#### [Your goal]
Locate and copy all lines bearing the word "વપરપ".

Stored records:
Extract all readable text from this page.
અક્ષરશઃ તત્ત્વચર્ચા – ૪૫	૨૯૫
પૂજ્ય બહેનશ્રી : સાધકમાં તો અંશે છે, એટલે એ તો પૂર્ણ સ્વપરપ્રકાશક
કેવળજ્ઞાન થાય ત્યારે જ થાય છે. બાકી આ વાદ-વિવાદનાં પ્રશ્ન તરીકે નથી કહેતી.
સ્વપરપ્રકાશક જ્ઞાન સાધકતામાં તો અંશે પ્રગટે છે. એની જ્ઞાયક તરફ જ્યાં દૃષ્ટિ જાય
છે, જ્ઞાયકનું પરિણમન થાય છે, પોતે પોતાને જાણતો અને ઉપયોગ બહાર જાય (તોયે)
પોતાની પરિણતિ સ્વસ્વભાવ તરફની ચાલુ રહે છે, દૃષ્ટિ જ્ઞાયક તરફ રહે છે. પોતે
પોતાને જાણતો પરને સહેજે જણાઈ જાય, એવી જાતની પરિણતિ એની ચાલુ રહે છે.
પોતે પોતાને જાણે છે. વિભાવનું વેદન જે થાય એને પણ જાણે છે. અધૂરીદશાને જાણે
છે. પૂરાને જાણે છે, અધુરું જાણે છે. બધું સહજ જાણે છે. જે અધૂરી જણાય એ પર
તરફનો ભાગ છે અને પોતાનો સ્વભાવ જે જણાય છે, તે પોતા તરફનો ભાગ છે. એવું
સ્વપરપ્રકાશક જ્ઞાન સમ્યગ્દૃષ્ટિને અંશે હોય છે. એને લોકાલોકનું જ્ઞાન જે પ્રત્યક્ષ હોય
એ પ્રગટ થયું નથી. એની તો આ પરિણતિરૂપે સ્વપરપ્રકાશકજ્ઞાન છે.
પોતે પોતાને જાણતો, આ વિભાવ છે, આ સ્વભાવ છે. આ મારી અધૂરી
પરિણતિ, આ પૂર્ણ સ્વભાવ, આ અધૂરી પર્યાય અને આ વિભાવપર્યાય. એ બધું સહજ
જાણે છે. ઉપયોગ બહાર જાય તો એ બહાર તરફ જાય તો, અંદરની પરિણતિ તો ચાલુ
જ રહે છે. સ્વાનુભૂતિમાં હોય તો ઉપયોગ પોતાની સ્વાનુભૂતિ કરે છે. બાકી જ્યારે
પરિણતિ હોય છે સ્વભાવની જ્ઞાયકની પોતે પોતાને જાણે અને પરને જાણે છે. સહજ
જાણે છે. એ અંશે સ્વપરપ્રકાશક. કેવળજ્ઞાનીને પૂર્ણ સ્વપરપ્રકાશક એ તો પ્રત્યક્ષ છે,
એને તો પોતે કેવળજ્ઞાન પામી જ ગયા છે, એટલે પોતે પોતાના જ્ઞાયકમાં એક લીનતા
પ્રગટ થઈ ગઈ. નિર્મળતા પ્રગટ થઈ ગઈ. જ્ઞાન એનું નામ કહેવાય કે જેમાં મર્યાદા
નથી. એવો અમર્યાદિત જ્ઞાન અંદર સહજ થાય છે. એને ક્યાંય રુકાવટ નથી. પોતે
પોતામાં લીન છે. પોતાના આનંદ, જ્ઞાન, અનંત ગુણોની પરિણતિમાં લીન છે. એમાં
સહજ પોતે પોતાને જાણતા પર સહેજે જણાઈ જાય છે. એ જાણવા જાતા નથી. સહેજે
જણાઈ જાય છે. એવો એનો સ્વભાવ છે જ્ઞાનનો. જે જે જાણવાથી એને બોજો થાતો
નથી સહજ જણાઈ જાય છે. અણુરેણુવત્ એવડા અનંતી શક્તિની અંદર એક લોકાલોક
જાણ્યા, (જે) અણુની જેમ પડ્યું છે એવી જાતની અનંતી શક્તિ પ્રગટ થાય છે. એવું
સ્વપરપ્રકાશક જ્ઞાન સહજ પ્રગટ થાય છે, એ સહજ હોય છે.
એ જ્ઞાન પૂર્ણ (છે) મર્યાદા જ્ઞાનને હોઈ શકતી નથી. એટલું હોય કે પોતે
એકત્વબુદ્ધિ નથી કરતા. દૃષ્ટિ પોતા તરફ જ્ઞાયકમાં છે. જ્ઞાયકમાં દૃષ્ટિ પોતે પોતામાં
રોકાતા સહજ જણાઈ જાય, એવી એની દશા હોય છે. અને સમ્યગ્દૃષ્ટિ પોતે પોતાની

#### [Exercise answer]
પૂજ્ય બહેનશ્રી : સાધકમાં તો અંશે છે, એટલે એ તો પૂર્ણ સ્વપરપ્રકાશક
સ્વપરપ્રકાશક જ્ઞાન સાધકતામાં તો અંશે પ્રગટે છે. એની જ્ઞાયક તરફ જ્યાં દૃષ્ટિ જાય
સ્વપરપ્રકાશક જ્ઞાન સમ્યગ્દૃષ્ટિને અંશે હોય છે. એને લોકાલોકનું જ્ઞાન જે પ્રત્યક્ષ હોય
એ પ્રગટ થયું નથી. એની તો આ પરિણતિરૂપે સ્વપરપ્રકાશકજ્ઞાન છે.
જાણે છે. એ અંશે સ્વપરપ્રકાશક. કેવળજ્ઞાનીને પૂર્ણ સ્વપરપ્રકાશક એ તો પ્રત્યક્ષ છે,
સ્વપરપ્રકાશક જ્ઞાન સહજ પ્રગટ થાય છે, એ સહજ હોય છે.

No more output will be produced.